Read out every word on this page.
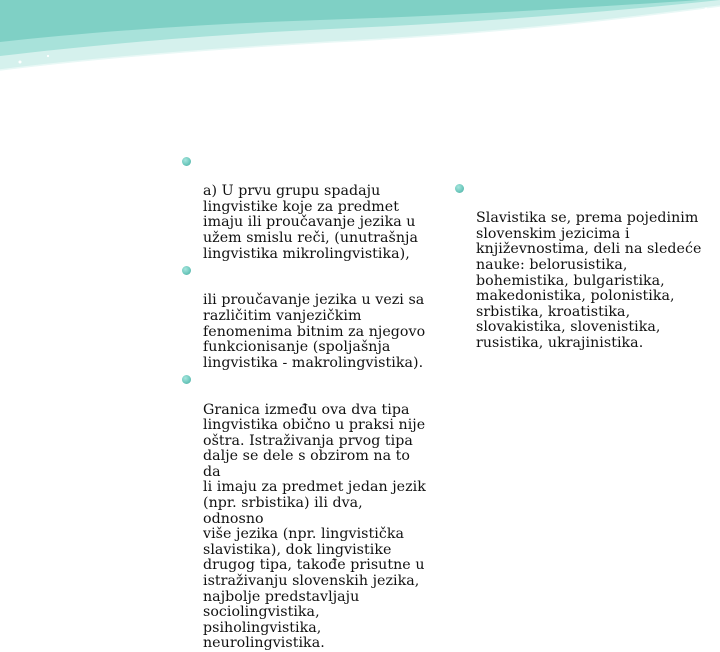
a) U prvu grupu spadaju
lingvistike koje za predmet
imaju ili proučavanje jezika u
užem smislu reči, (unutrašnja
lingvistika mikrolingvistika),

ili proučavanje jezika u vezi sa
različitim vanjezičkim
fenomenima bitnim za njegovo
funkcionisanje (spoljašnja
lingvistika - makrolingvistika).

Granica između ova dva tipa
lingvistika obično u praksi nije
oštra. Istraživanja prvog tipa
dalje se dele s obzirom na to da
li imaju za predmet jedan jezik
(npr. srbistika) ili dva, odnosno
više jezika (npr. lingvistička
slavistika), dok lingvistike
drugog tipa, takođe prisutne u
istraživanju slovenskih jezika,
najbolje predstavljaju
sociolingvistika,
psiholingvistika,
neurolingvistika.

Slavistika se, prema pojedinim
slovenskim jezicima i
književnostima, deli na sledeće
nauke: belorusistika,
bohemistika, bulgaristika,
makedonistika, polonistika,
srbistika, kroatistika,
slovakistika, slovenistika,
rusistika, ukrajinistika.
• • • •
**What is required:** Without the pictures, restate all the entries above exactly.

**Solved problem:**
Read out every word on this page.
a) U prvu grupu spadaju
lingvistike koje za predmet
imaju ili proučavanje jezika u
užem smislu reči, (unutrašnja
lingvistika mikrolingvistika),

ili proučavanje jezika u vezi sa
različitim vanjezičkim
fenomenima bitnim za njegovo
funkcionisanje (spoljašnja
lingvistika - makrolingvistika).

Granica između ova dva tipa
lingvistika obično u praksi nije
oštra. Istraživanja prvog tipa
dalje se dele s obzirom na to da
li imaju za predmet jedan jezik
(npr. srbistika) ili dva, odnosno
više jezika (npr. lingvistička
slavistika), dok lingvistike
drugog tipa, takođe prisutne u
istraživanju slovenskih jezika,
najbolje predstavljaju
sociolingvistika,
psiholingvistika,
neurolingvistika.

Slavistika se, prema pojedinim
slovenskim jezicima i
književnostima, deli na sledeće
nauke: belorusistika,
bohemistika, bulgaristika,
makedonistika, polonistika,
srbistika, kroatistika,
slovakistika, slovenistika,
rusistika, ukrajinistika.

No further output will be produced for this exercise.